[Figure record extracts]
------------------------------
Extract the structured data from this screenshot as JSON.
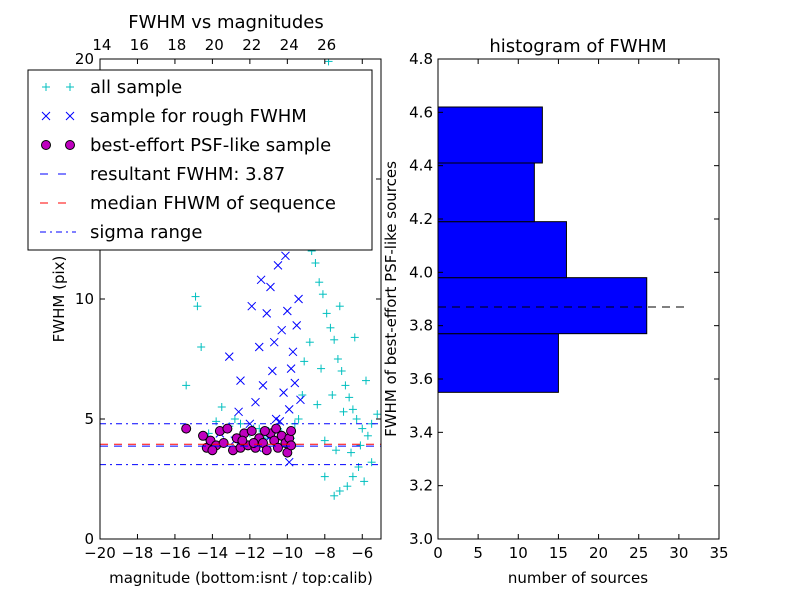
{
  "chart_data": [
    {
      "type": "scatter",
      "title": "FWHM vs magnitudes",
      "xlabel": "magnitude (bottom:isnt / top:calib)",
      "ylabel": "FWHM (pix)",
      "xlim": [
        -20,
        -5
      ],
      "ylim": [
        0,
        20
      ],
      "x_ticks": [
        -20,
        -18,
        -16,
        -14,
        -12,
        -10,
        -8,
        -6
      ],
      "x_tick_labels": [
        "−20",
        "−18",
        "−16",
        "−14",
        "−12",
        "−10",
        "−8",
        "−6"
      ],
      "y_ticks": [
        0,
        5,
        10,
        15,
        20
      ],
      "y_tick_labels": [
        "0",
        "5",
        "10",
        "15",
        "20"
      ],
      "top_axis": {
        "ticks": [
          14,
          16,
          18,
          20,
          22,
          24,
          26
        ],
        "tick_labels": [
          "14",
          "16",
          "18",
          "20",
          "22",
          "24",
          "26"
        ],
        "offset": 33.9
      },
      "legend_position": "top-left",
      "series": [
        {
          "name": "all sample",
          "marker": "+",
          "color": "#00bfbf",
          "points": [
            [
              -15.4,
              6.4
            ],
            [
              -14.9,
              10.1
            ],
            [
              -14.8,
              9.7
            ],
            [
              -14.6,
              8.0
            ],
            [
              -14.2,
              4.4
            ],
            [
              -13.8,
              4.9
            ],
            [
              -13.5,
              5.5
            ],
            [
              -13.1,
              4.7
            ],
            [
              -12.8,
              5.0
            ],
            [
              -12.5,
              4.8
            ],
            [
              -12.3,
              4.4
            ],
            [
              -12.0,
              4.4
            ],
            [
              -11.8,
              4.6
            ],
            [
              -11.5,
              4.6
            ],
            [
              -11.2,
              4.2
            ],
            [
              -11.0,
              4.5
            ],
            [
              -10.8,
              4.4
            ],
            [
              -10.5,
              4.6
            ],
            [
              -10.3,
              4.4
            ],
            [
              -10.1,
              4.1
            ],
            [
              -9.8,
              4.2
            ],
            [
              -9.6,
              4.8
            ],
            [
              -9.4,
              5.0
            ],
            [
              -9.2,
              6.0
            ],
            [
              -9.0,
              14.5
            ],
            [
              -8.9,
              13.0
            ],
            [
              -8.7,
              12.0
            ],
            [
              -8.5,
              11.5
            ],
            [
              -8.3,
              10.7
            ],
            [
              -8.1,
              10.2
            ],
            [
              -7.9,
              9.4
            ],
            [
              -7.7,
              8.8
            ],
            [
              -7.5,
              8.3
            ],
            [
              -7.3,
              7.5
            ],
            [
              -7.1,
              7.0
            ],
            [
              -6.9,
              6.4
            ],
            [
              -6.7,
              5.9
            ],
            [
              -6.5,
              5.4
            ],
            [
              -6.3,
              5.0
            ],
            [
              -6.0,
              4.6
            ],
            [
              -5.7,
              4.3
            ],
            [
              -5.5,
              4.8
            ],
            [
              -5.2,
              5.2
            ],
            [
              -7.5,
              1.8
            ],
            [
              -7.2,
              2.0
            ],
            [
              -6.8,
              2.2
            ],
            [
              -6.5,
              2.6
            ],
            [
              -6.2,
              3.0
            ],
            [
              -5.9,
              2.4
            ],
            [
              -5.5,
              3.2
            ],
            [
              -8.0,
              2.6
            ],
            [
              -8.4,
              19.3
            ],
            [
              -7.8,
              19.9
            ],
            [
              -8.6,
              17.8
            ],
            [
              -9.3,
              16.5
            ],
            [
              -9.6,
              13.2
            ],
            [
              -8.8,
              8.2
            ],
            [
              -8.2,
              7.1
            ],
            [
              -7.6,
              6.0
            ],
            [
              -7.0,
              5.3
            ],
            [
              -8.0,
              4.1
            ],
            [
              -7.4,
              3.7
            ],
            [
              -6.6,
              3.6
            ],
            [
              -6.1,
              3.9
            ],
            [
              -8.4,
              5.6
            ],
            [
              -9.1,
              7.4
            ],
            [
              -7.2,
              9.7
            ],
            [
              -6.4,
              8.4
            ],
            [
              -5.8,
              6.6
            ],
            [
              -6.9,
              12.2
            ]
          ]
        },
        {
          "name": "sample for rough FWHM",
          "marker": "x",
          "color": "#0000ff",
          "points": [
            [
              -13.1,
              7.6
            ],
            [
              -12.8,
              4.1
            ],
            [
              -12.5,
              6.6
            ],
            [
              -12.2,
              12.4
            ],
            [
              -11.9,
              9.7
            ],
            [
              -11.7,
              5.7
            ],
            [
              -11.5,
              8.0
            ],
            [
              -11.3,
              6.4
            ],
            [
              -11.1,
              9.4
            ],
            [
              -10.9,
              10.5
            ],
            [
              -10.8,
              7.0
            ],
            [
              -10.6,
              5.0
            ],
            [
              -10.5,
              11.4
            ],
            [
              -10.3,
              8.7
            ],
            [
              -10.2,
              6.1
            ],
            [
              -10.0,
              9.5
            ],
            [
              -9.9,
              5.4
            ],
            [
              -9.7,
              7.8
            ],
            [
              -9.6,
              6.5
            ],
            [
              -9.4,
              10.0
            ],
            [
              -9.3,
              5.8
            ],
            [
              -12.0,
              4.8
            ],
            [
              -11.6,
              3.8
            ],
            [
              -11.0,
              4.2
            ],
            [
              -10.4,
              4.9
            ],
            [
              -9.9,
              3.2
            ],
            [
              -9.8,
              7.1
            ],
            [
              -10.7,
              8.2
            ],
            [
              -11.4,
              10.8
            ],
            [
              -12.6,
              5.3
            ],
            [
              -13.6,
              4.4
            ],
            [
              -14.2,
              4.0
            ],
            [
              -10.1,
              11.8
            ],
            [
              -9.5,
              8.9
            ]
          ]
        },
        {
          "name": "best-effort PSF-like sample",
          "marker": "o",
          "color": "#bf00bf",
          "points": [
            [
              -15.4,
              4.6
            ],
            [
              -14.5,
              4.3
            ],
            [
              -14.3,
              3.8
            ],
            [
              -14.1,
              4.1
            ],
            [
              -13.8,
              3.9
            ],
            [
              -13.6,
              4.5
            ],
            [
              -13.4,
              4.0
            ],
            [
              -13.2,
              4.6
            ],
            [
              -12.9,
              3.7
            ],
            [
              -12.7,
              4.2
            ],
            [
              -12.5,
              3.8
            ],
            [
              -12.3,
              4.4
            ],
            [
              -12.1,
              3.9
            ],
            [
              -11.9,
              4.5
            ],
            [
              -11.7,
              3.8
            ],
            [
              -11.5,
              4.2
            ],
            [
              -11.3,
              4.0
            ],
            [
              -11.1,
              3.7
            ],
            [
              -10.9,
              4.4
            ],
            [
              -10.7,
              4.1
            ],
            [
              -10.5,
              3.8
            ],
            [
              -10.3,
              4.3
            ],
            [
              -10.1,
              4.0
            ],
            [
              -10.0,
              3.6
            ],
            [
              -9.9,
              4.2
            ],
            [
              -9.8,
              4.5
            ],
            [
              -9.8,
              3.9
            ],
            [
              -11.8,
              4.0
            ],
            [
              -12.4,
              4.1
            ],
            [
              -14.0,
              3.7
            ],
            [
              -10.6,
              4.6
            ],
            [
              -11.2,
              4.5
            ]
          ]
        },
        {
          "name": "resultant FWHM: 3.87",
          "style": "dashed",
          "color": "#0000ff",
          "y": 3.87
        },
        {
          "name": "median FHWM of sequence",
          "style": "dashed",
          "color": "#ff0000",
          "y": 3.95
        },
        {
          "name": "sigma range",
          "style": "dashdot",
          "color": "#0000ff",
          "y": [
            3.1,
            4.8
          ]
        }
      ]
    },
    {
      "type": "bar",
      "orientation": "horizontal",
      "title": "histogram of FWHM",
      "xlabel": "number of sources",
      "ylabel": "FWHM of best-effort PSF-like sources",
      "xlim": [
        0,
        35
      ],
      "ylim": [
        3.0,
        4.8
      ],
      "x_ticks": [
        0,
        5,
        10,
        15,
        20,
        25,
        30,
        35
      ],
      "y_ticks": [
        3.0,
        3.2,
        3.4,
        3.6,
        3.8,
        4.0,
        4.2,
        4.4,
        4.6,
        4.8
      ],
      "y_tick_labels": [
        "3.0",
        "3.2",
        "3.4",
        "3.6",
        "3.8",
        "4.0",
        "4.2",
        "4.4",
        "4.6",
        "4.8"
      ],
      "bar_color": "#0000ff",
      "bins": [
        {
          "from": 3.55,
          "to": 3.77,
          "count": 15
        },
        {
          "from": 3.77,
          "to": 3.98,
          "count": 26
        },
        {
          "from": 3.98,
          "to": 4.19,
          "count": 16
        },
        {
          "from": 4.19,
          "to": 4.41,
          "count": 12
        },
        {
          "from": 4.41,
          "to": 4.62,
          "count": 13
        }
      ],
      "reference_line": {
        "y": 3.87,
        "x_end": 31.3,
        "style": "dashed",
        "color": "#000000"
      }
    }
  ]
}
------------------------------
AIM – From the records above, pick out and copy each line holding the word "xlabel".

SOLUTION TO THE PROBLEM –
      "xlabel": "magnitude (bottom:isnt / top:calib)",
      "xlabel": "number of sources",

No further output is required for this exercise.